→ **WHAT IS EXPECTED**
All the data that follows should be repeated exactly, without a single picture.

→ **DATA SHOWN**
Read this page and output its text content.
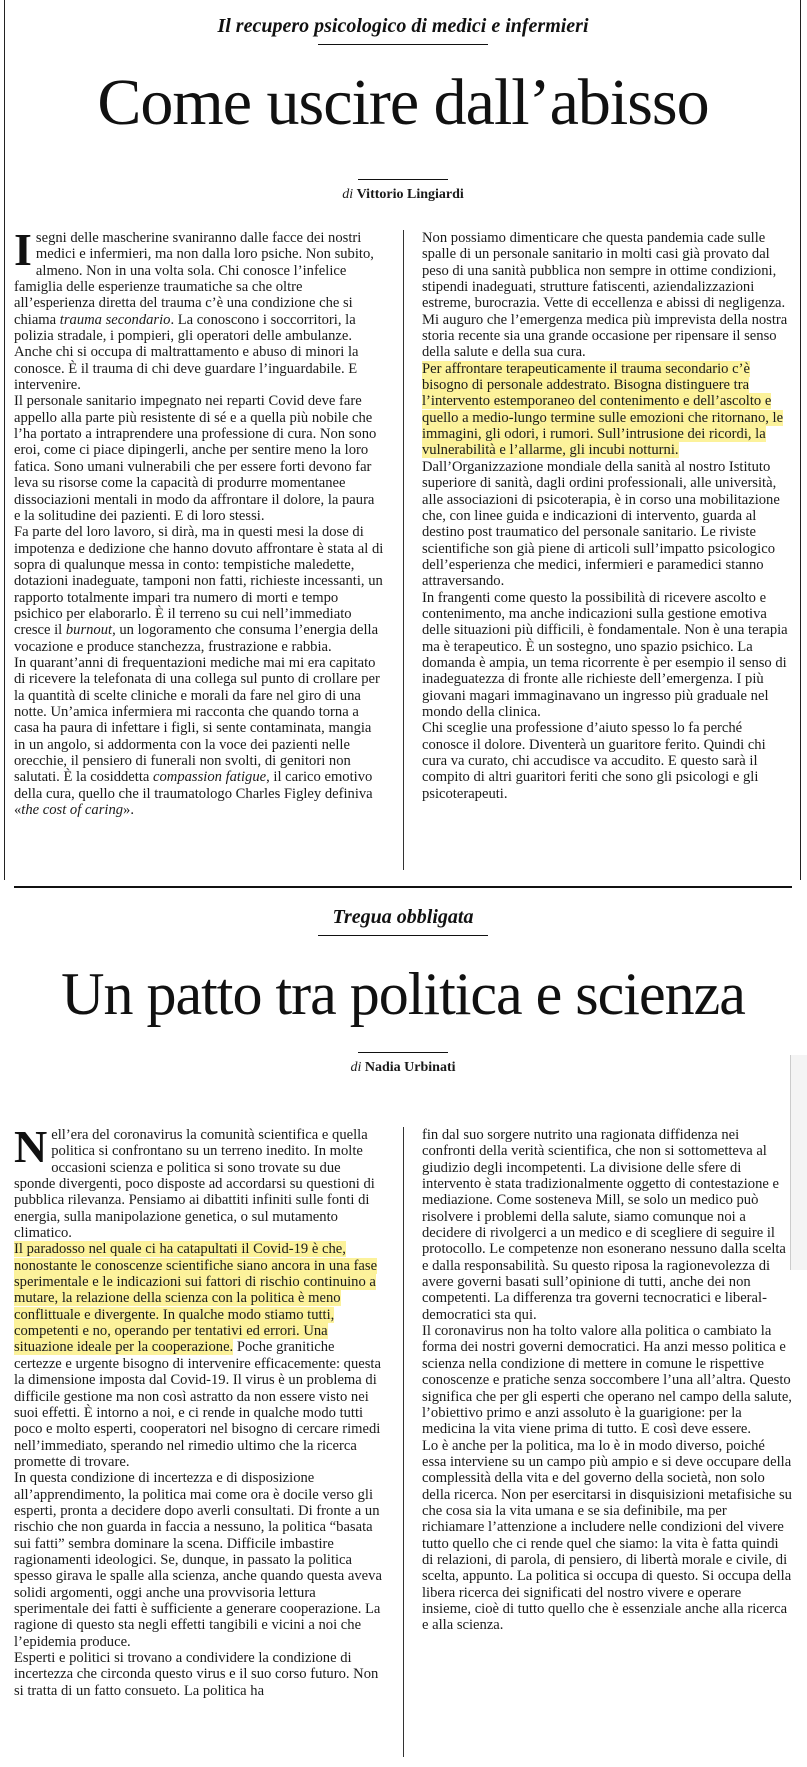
Il recupero psicologico di medici e infermieri
Come uscire dall’abisso
di Vittorio Lingiardi

Isegni delle mascherine svaniranno dalle facce dei nostri medici e infermieri, ma non dalla loro psiche. Non subito, almeno. Non in una volta sola. Chi conosce l’infelice famiglia delle esperienze traumatiche sa che oltre all’esperienza diretta del trauma c’è una condizione che si chiama trauma secondario. La conoscono i soccorritori, la polizia stradale, i pompieri, gli operatori delle ambulanze. Anche chi si occupa di maltrattamento e abuso di minori la conosce. È il trauma di chi deve guardare l’inguardabile. E intervenire.

Il personale sanitario impegnato nei reparti Covid deve fare appello alla parte più resistente di sé e a quella più nobile che l’ha portato a intraprendere una professione di cura. Non sono eroi, come ci piace dipingerli, anche per sentire meno la loro fatica. Sono umani vulnerabili che per essere forti devono far leva su risorse come la capacità di produrre momentanee dissociazioni mentali in modo da affrontare il dolore, la paura e la solitudine dei pazienti. E di loro stessi.

Fa parte del loro lavoro, si dirà, ma in questi mesi la dose di impotenza e dedizione che hanno dovuto affrontare è stata al di sopra di qualunque messa in conto: tempistiche maledette, dotazioni inadeguate, tamponi non fatti, richieste incessanti, un rapporto totalmente impari tra numero di morti e tempo psichico per elaborarlo. È il terreno su cui nell’immediato cresce il burnout, un logoramento che consuma l’energia della vocazione e produce stanchezza, frustrazione e rabbia.

In quarant’anni di frequentazioni mediche mai mi era capitato di ricevere la telefonata di una collega sul punto di crollare per la quantità di scelte cliniche e morali da fare nel giro di una notte. Un’amica infermiera mi racconta che quando torna a casa ha paura di infettare i figli, si sente contaminata, mangia in un angolo, si addormenta con la voce dei pazienti nelle orecchie, il pensiero di funerali non svolti, di genitori non salutati. È la cosiddetta compassion fatigue, il carico emotivo della cura, quello che il traumatologo Charles Figley definiva «the cost of caring».

Non possiamo dimenticare che questa pandemia cade sulle spalle di un personale sanitario in molti casi già provato dal peso di una sanità pubblica non sempre in ottime condizioni, stipendi inadeguati, strutture fatiscenti, aziendalizzazioni estreme, burocrazia. Vette di eccellenza e abissi di negligenza. Mi auguro che l’emergenza medica più imprevista della nostra storia recente sia una grande occasione per ripensare il senso della salute e della sua cura.

Per affrontare terapeuticamente il trauma secondario c’è bisogno di personale addestrato. Bisogna distinguere tra l’intervento estemporaneo del contenimento e dell’ascolto e quello a medio-lungo termine sulle emozioni che ritornano, le immagini, gli odori, i rumori. Sull’intrusione dei ricordi, la vulnerabilità e l’allarme, gli incubi notturni. Dall’Organizzazione mondiale della sanità al nostro Istituto superiore di sanità, dagli ordini professionali, alle università, alle associazioni di psicoterapia, è in corso una mobilitazione che, con linee guida e indicazioni di intervento, guarda al destino post traumatico del personale sanitario. Le riviste scientifiche son già piene di articoli sull’impatto psicologico dell’esperienza che medici, infermieri e paramedici stanno attraversando.

In frangenti come questo la possibilità di ricevere ascolto e contenimento, ma anche indicazioni sulla gestione emotiva delle situazioni più difficili, è fondamentale. Non è una terapia ma è terapeutico. È un sostegno, uno spazio psichico. La domanda è ampia, un tema ricorrente è per esempio il senso di inadeguatezza di fronte alle richieste dell’emergenza. I più giovani magari immaginavano un ingresso più graduale nel mondo della clinica.

Chi sceglie una professione d’aiuto spesso lo fa perché conosce il dolore. Diventerà un guaritore ferito. Quindi chi cura va curato, chi accudisce va accudito. E questo sarà il compito di altri guaritori feriti che sono gli psicologi e gli psicoterapeuti.

Tregua obbligata
Un patto tra politica e scienza
di Nadia Urbinati

Nell’era del coronavirus la comunità scientifica e quella politica si confrontano su un terreno inedito. In molte occasioni scienza e politica si sono trovate su due sponde divergenti, poco disposte ad accordarsi su questioni di pubblica rilevanza. Pensiamo ai dibattiti infiniti sulle fonti di energia, sulla manipolazione genetica, o sul mutamento climatico.

Il paradosso nel quale ci ha catapultati il Covid-19 è che, nonostante le conoscenze scientifiche siano ancora in una fase sperimentale e le indicazioni sui fattori di rischio continuino a mutare, la relazione della scienza con la politica è meno conflittuale e divergente. In qualche modo stiamo tutti, competenti e no, operando per tentativi ed errori. Una situazione ideale per la cooperazione. Poche granitiche certezze e urgente bisogno di intervenire efficacemente: questa la dimensione imposta dal Covid-19. Il virus è un problema di difficile gestione ma non così astratto da non essere visto nei suoi effetti. È intorno a noi, e ci rende in qualche modo tutti poco e molto esperti, cooperatori nel bisogno di cercare rimedi nell’immediato, sperando nel rimedio ultimo che la ricerca promette di trovare.

In questa condizione di incertezza e di disposizione all’apprendimento, la politica mai come ora è docile verso gli esperti, pronta a decidere dopo averli consultati. Di fronte a un rischio che non guarda in faccia a nessuno, la politica “basata sui fatti” sembra dominare la scena. Difficile imbastire ragionamenti ideologici. Se, dunque, in passato la politica spesso girava le spalle alla scienza, anche quando questa aveva solidi argomenti, oggi anche una provvisoria lettura sperimentale dei fatti è sufficiente a generare cooperazione. La ragione di questo sta negli effetti tangibili e vicini a noi che l’epidemia produce.

Esperti e politici si trovano a condividere la condizione di incertezza che circonda questo virus e il suo corso futuro. Non si tratta di un fatto consueto. La politica ha

fin dal suo sorgere nutrito una ragionata diffidenza nei confronti della verità scientifica, che non si sottometteva al giudizio degli incompetenti. La divisione delle sfere di intervento è stata tradizionalmente oggetto di contestazione e mediazione. Come sosteneva Mill, se solo un medico può risolvere i problemi della salute, siamo comunque noi a decidere di rivolgerci a un medico e di scegliere di seguire il protocollo. Le competenze non esonerano nessuno dalla scelta e dalla responsabilità. Su questo riposa la ragionevolezza di avere governi basati sull’opinione di tutti, anche dei non competenti. La differenza tra governi tecnocratici e liberal-democratici sta qui.

Il coronavirus non ha tolto valore alla politica o cambiato la forma dei nostri governi democratici. Ha anzi messo politica e scienza nella condizione di mettere in comune le rispettive conoscenze e pratiche senza soccombere l’una all’altra. Questo significa che per gli esperti che operano nel campo della salute, l’obiettivo primo e anzi assoluto è la guarigione: per la medicina la vita viene prima di tutto. E così deve essere.

Lo è anche per la politica, ma lo è in modo diverso, poiché essa interviene su un campo più ampio e si deve occupare della complessità della vita e del governo della società, non solo della ricerca. Non per esercitarsi in disquisizioni metafisiche su che cosa sia la vita umana e se sia definibile, ma per richiamare l’attenzione a includere nelle condizioni del vivere tutto quello che ci rende quel che siamo: la vita è fatta quindi di relazioni, di parola, di pensiero, di libertà morale e civile, di scelta, appunto. La politica si occupa di questo. Si occupa della libera ricerca dei significati del nostro vivere e operare insieme, cioè di tutto quello che è essenziale anche alla ricerca e alla scienza.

→ **ANSWER TO THIS PROBLEM**
Read this page and output its text content.
Il recupero psicologico di medici e infermieri
Come uscire dall’abisso
di Vittorio Lingiardi

Isegni delle mascherine svaniranno dalle facce dei nostri medici e infermieri, ma non dalla loro psiche. Non subito, almeno. Non in una volta sola. Chi conosce l’infelice famiglia delle esperienze traumatiche sa che oltre all’esperienza diretta del trauma c’è una condizione che si chiama trauma secondario. La conoscono i soccorritori, la polizia stradale, i pompieri, gli operatori delle ambulanze. Anche chi si occupa di maltrattamento e abuso di minori la conosce. È il trauma di chi deve guardare l’inguardabile. E intervenire.

Il personale sanitario impegnato nei reparti Covid deve fare appello alla parte più resistente di sé e a quella più nobile che l’ha portato a intraprendere una professione di cura. Non sono eroi, come ci piace dipingerli, anche per sentire meno la loro fatica. Sono umani vulnerabili che per essere forti devono far leva su risorse come la capacità di produrre momentanee dissociazioni mentali in modo da affrontare il dolore, la paura e la solitudine dei pazienti. E di loro stessi.

Fa parte del loro lavoro, si dirà, ma in questi mesi la dose di impotenza e dedizione che hanno dovuto affrontare è stata al di sopra di qualunque messa in conto: tempistiche maledette, dotazioni inadeguate, tamponi non fatti, richieste incessanti, un rapporto totalmente impari tra numero di morti e tempo psichico per elaborarlo. È il terreno su cui nell’immediato cresce il burnout, un logoramento che consuma l’energia della vocazione e produce stanchezza, frustrazione e rabbia.

In quarant’anni di frequentazioni mediche mai mi era capitato di ricevere la telefonata di una collega sul punto di crollare per la quantità di scelte cliniche e morali da fare nel giro di una notte. Un’amica infermiera mi racconta che quando torna a casa ha paura di infettare i figli, si sente contaminata, mangia in un angolo, si addormenta con la voce dei pazienti nelle orecchie, il pensiero di funerali non svolti, di genitori non salutati. È la cosiddetta compassion fatigue, il carico emotivo della cura, quello che il traumatologo Charles Figley definiva «the cost of caring».

Non possiamo dimenticare che questa pandemia cade sulle spalle di un personale sanitario in molti casi già provato dal peso di una sanità pubblica non sempre in ottime condizioni, stipendi inadeguati, strutture fatiscenti, aziendalizzazioni estreme, burocrazia. Vette di eccellenza e abissi di negligenza. Mi auguro che l’emergenza medica più imprevista della nostra storia recente sia una grande occasione per ripensare il senso della salute e della sua cura.

Per affrontare terapeuticamente il trauma secondario c’è bisogno di personale addestrato. Bisogna distinguere tra l’intervento estemporaneo del contenimento e dell’ascolto e quello a medio-lungo termine sulle emozioni che ritornano, le immagini, gli odori, i rumori. Sull’intrusione dei ricordi, la vulnerabilità e l’allarme, gli incubi notturni. Dall’Organizzazione mondiale della sanità al nostro Istituto superiore di sanità, dagli ordini professionali, alle università, alle associazioni di psicoterapia, è in corso una mobilitazione che, con linee guida e indicazioni di intervento, guarda al destino post traumatico del personale sanitario. Le riviste scientifiche son già piene di articoli sull’impatto psicologico dell’esperienza che medici, infermieri e paramedici stanno attraversando.

In frangenti come questo la possibilità di ricevere ascolto e contenimento, ma anche indicazioni sulla gestione emotiva delle situazioni più difficili, è fondamentale. Non è una terapia ma è terapeutico. È un sostegno, uno spazio psichico. La domanda è ampia, un tema ricorrente è per esempio il senso di inadeguatezza di fronte alle richieste dell’emergenza. I più giovani magari immaginavano un ingresso più graduale nel mondo della clinica.

Chi sceglie una professione d’aiuto spesso lo fa perché conosce il dolore. Diventerà un guaritore ferito. Quindi chi cura va curato, chi accudisce va accudito. E questo sarà il compito di altri guaritori feriti che sono gli psicologi e gli psicoterapeuti.

Tregua obbligata
Un patto tra politica e scienza
di Nadia Urbinati

Nell’era del coronavirus la comunità scientifica e quella politica si confrontano su un terreno inedito. In molte occasioni scienza e politica si sono trovate su due sponde divergenti, poco disposte ad accordarsi su questioni di pubblica rilevanza. Pensiamo ai dibattiti infiniti sulle fonti di energia, sulla manipolazione genetica, o sul mutamento climatico.

Il paradosso nel quale ci ha catapultati il Covid-19 è che, nonostante le conoscenze scientifiche siano ancora in una fase sperimentale e le indicazioni sui fattori di rischio continuino a mutare, la relazione della scienza con la politica è meno conflittuale e divergente. In qualche modo stiamo tutti, competenti e no, operando per tentativi ed errori. Una situazione ideale per la cooperazione. Poche granitiche certezze e urgente bisogno di intervenire efficacemente: questa la dimensione imposta dal Covid-19. Il virus è un problema di difficile gestione ma non così astratto da non essere visto nei suoi effetti. È intorno a noi, e ci rende in qualche modo tutti poco e molto esperti, cooperatori nel bisogno di cercare rimedi nell’immediato, sperando nel rimedio ultimo che la ricerca promette di trovare.

In questa condizione di incertezza e di disposizione all’apprendimento, la politica mai come ora è docile verso gli esperti, pronta a decidere dopo averli consultati. Di fronte a un rischio che non guarda in faccia a nessuno, la politica “basata sui fatti” sembra dominare la scena. Difficile imbastire ragionamenti ideologici. Se, dunque, in passato la politica spesso girava le spalle alla scienza, anche quando questa aveva solidi argomenti, oggi anche una provvisoria lettura sperimentale dei fatti è sufficiente a generare cooperazione. La ragione di questo sta negli effetti tangibili e vicini a noi che l’epidemia produce.

Esperti e politici si trovano a condividere la condizione di incertezza che circonda questo virus e il suo corso futuro. Non si tratta di un fatto consueto. La politica ha

fin dal suo sorgere nutrito una ragionata diffidenza nei confronti della verità scientifica, che non si sottometteva al giudizio degli incompetenti. La divisione delle sfere di intervento è stata tradizionalmente oggetto di contestazione e mediazione. Come sosteneva Mill, se solo un medico può risolvere i problemi della salute, siamo comunque noi a decidere di rivolgerci a un medico e di scegliere di seguire il protocollo. Le competenze non esonerano nessuno dalla scelta e dalla responsabilità. Su questo riposa la ragionevolezza di avere governi basati sull’opinione di tutti, anche dei non competenti. La differenza tra governi tecnocratici e liberal-democratici sta qui.

Il coronavirus non ha tolto valore alla politica o cambiato la forma dei nostri governi democratici. Ha anzi messo politica e scienza nella condizione di mettere in comune le rispettive conoscenze e pratiche senza soccombere l’una all’altra. Questo significa che per gli esperti che operano nel campo della salute, l’obiettivo primo e anzi assoluto è la guarigione: per la medicina la vita viene prima di tutto. E così deve essere.

Lo è anche per la politica, ma lo è in modo diverso, poiché essa interviene su un campo più ampio e si deve occupare della complessità della vita e del governo della società, non solo della ricerca. Non per esercitarsi in disquisizioni metafisiche su che cosa sia la vita umana e se sia definibile, ma per richiamare l’attenzione a includere nelle condizioni del vivere tutto quello che ci rende quel che siamo: la vita è fatta quindi di relazioni, di parola, di pensiero, di libertà morale e civile, di scelta, appunto. La politica si occupa di questo. Si occupa della libera ricerca dei significati del nostro vivere e operare insieme, cioè di tutto quello che è essenziale anche alla ricerca e alla scienza.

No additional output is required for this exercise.